%%
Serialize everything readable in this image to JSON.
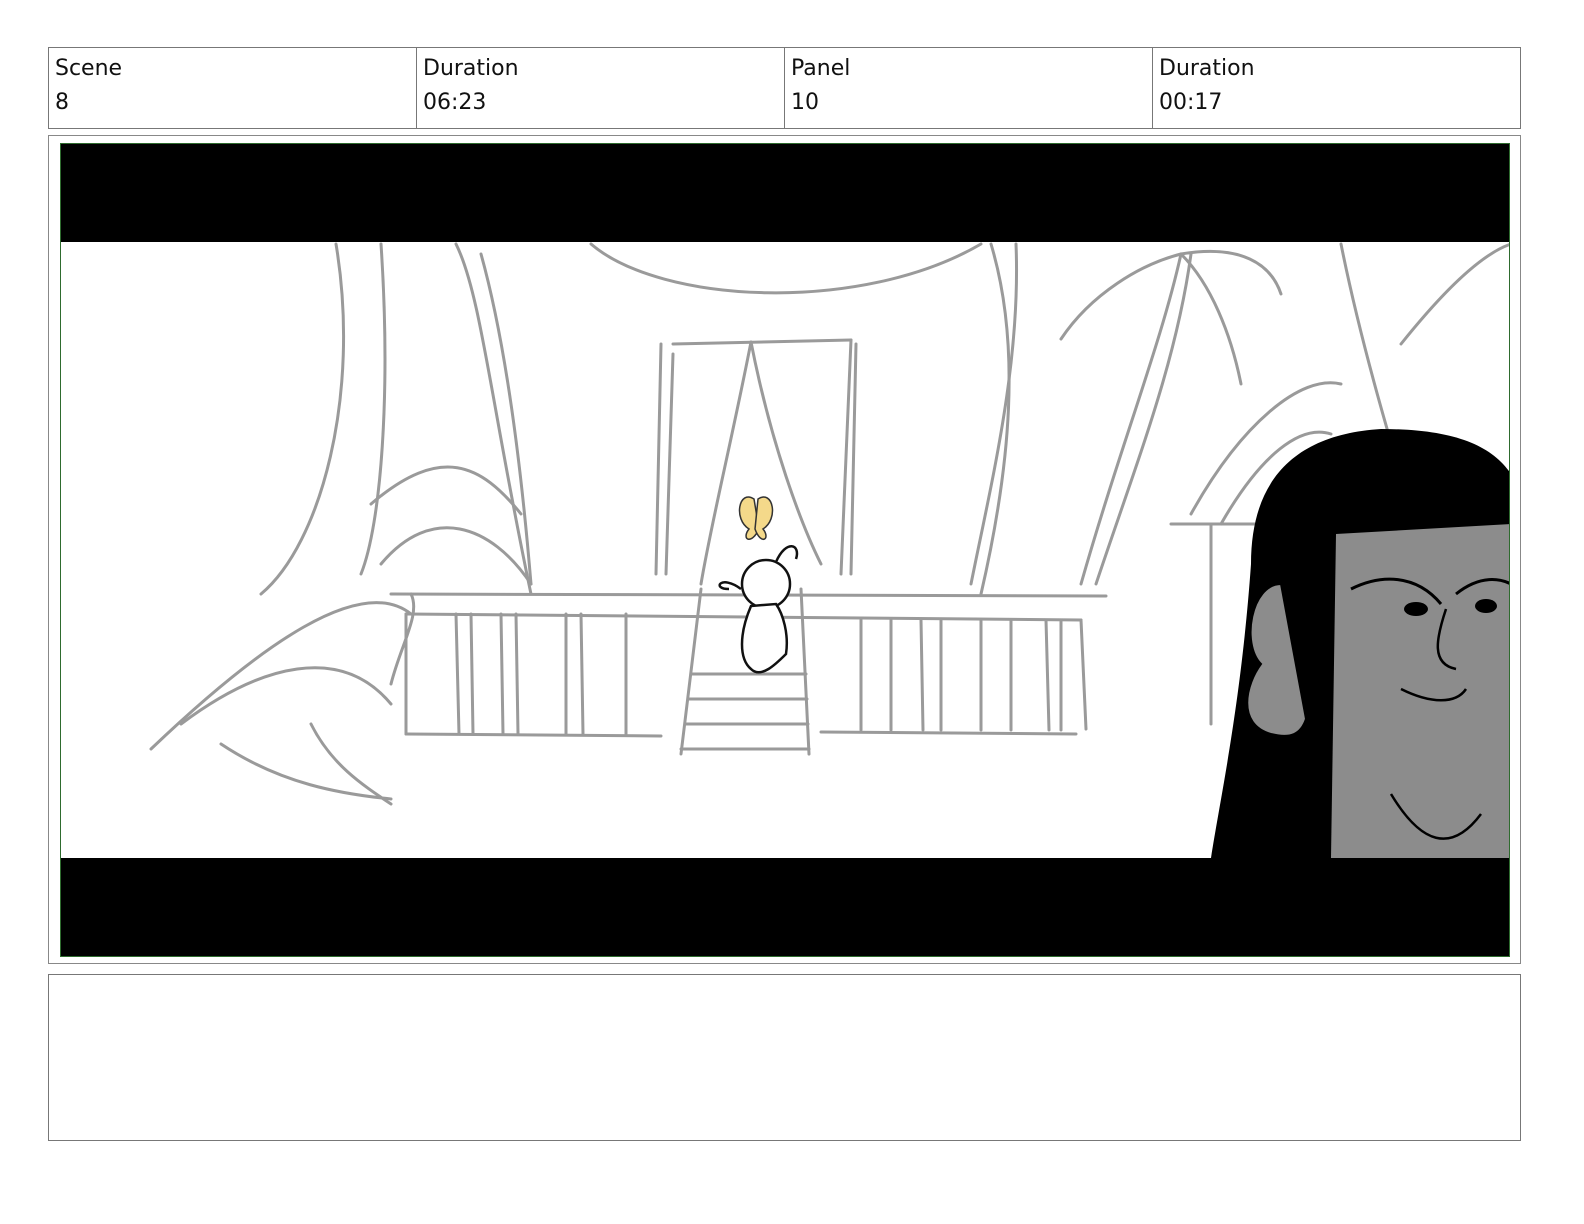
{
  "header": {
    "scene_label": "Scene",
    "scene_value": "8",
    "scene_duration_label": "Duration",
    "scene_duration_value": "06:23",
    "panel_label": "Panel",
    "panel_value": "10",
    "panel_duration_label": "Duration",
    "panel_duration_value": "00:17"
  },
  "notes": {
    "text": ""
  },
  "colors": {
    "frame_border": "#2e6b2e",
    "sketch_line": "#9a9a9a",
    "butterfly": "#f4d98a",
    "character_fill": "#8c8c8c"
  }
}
%%
%%
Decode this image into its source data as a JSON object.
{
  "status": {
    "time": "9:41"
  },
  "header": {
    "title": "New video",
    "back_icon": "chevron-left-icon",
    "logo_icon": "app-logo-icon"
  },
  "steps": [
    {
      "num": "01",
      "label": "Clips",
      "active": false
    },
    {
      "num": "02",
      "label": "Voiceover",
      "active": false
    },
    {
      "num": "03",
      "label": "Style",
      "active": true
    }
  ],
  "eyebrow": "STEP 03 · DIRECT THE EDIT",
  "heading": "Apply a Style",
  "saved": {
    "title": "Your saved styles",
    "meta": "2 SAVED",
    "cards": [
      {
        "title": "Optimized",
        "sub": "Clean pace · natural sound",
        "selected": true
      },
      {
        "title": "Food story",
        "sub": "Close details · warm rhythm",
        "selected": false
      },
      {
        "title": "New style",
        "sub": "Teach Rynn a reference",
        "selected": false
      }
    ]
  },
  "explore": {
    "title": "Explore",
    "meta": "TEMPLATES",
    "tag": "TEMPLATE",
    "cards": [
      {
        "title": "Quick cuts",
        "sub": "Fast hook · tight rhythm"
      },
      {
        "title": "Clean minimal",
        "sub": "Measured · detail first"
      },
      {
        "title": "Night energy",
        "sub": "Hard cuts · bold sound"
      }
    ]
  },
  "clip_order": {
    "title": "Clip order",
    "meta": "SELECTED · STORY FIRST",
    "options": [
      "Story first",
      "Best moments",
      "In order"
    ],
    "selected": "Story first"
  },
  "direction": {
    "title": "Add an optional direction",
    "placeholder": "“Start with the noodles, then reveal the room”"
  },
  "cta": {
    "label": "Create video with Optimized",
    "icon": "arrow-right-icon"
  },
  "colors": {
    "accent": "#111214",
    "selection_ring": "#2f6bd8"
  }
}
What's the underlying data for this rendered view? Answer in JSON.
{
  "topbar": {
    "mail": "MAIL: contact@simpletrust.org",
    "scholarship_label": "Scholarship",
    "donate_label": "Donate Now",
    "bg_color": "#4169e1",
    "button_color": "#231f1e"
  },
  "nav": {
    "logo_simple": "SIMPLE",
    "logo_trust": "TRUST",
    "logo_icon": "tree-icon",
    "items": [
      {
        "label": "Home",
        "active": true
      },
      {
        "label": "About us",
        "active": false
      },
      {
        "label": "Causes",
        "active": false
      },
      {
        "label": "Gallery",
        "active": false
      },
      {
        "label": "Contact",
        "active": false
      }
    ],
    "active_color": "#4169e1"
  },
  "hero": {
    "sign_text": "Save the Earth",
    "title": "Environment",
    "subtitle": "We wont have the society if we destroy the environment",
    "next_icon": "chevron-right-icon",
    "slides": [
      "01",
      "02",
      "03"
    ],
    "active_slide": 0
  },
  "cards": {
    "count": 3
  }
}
%%
REQUEST. For each line of the entries that includes "Clean", show that line.

TASK RESPONSE.
        "sub": "Clean pace · natural sound",
        "title": "Clean minimal",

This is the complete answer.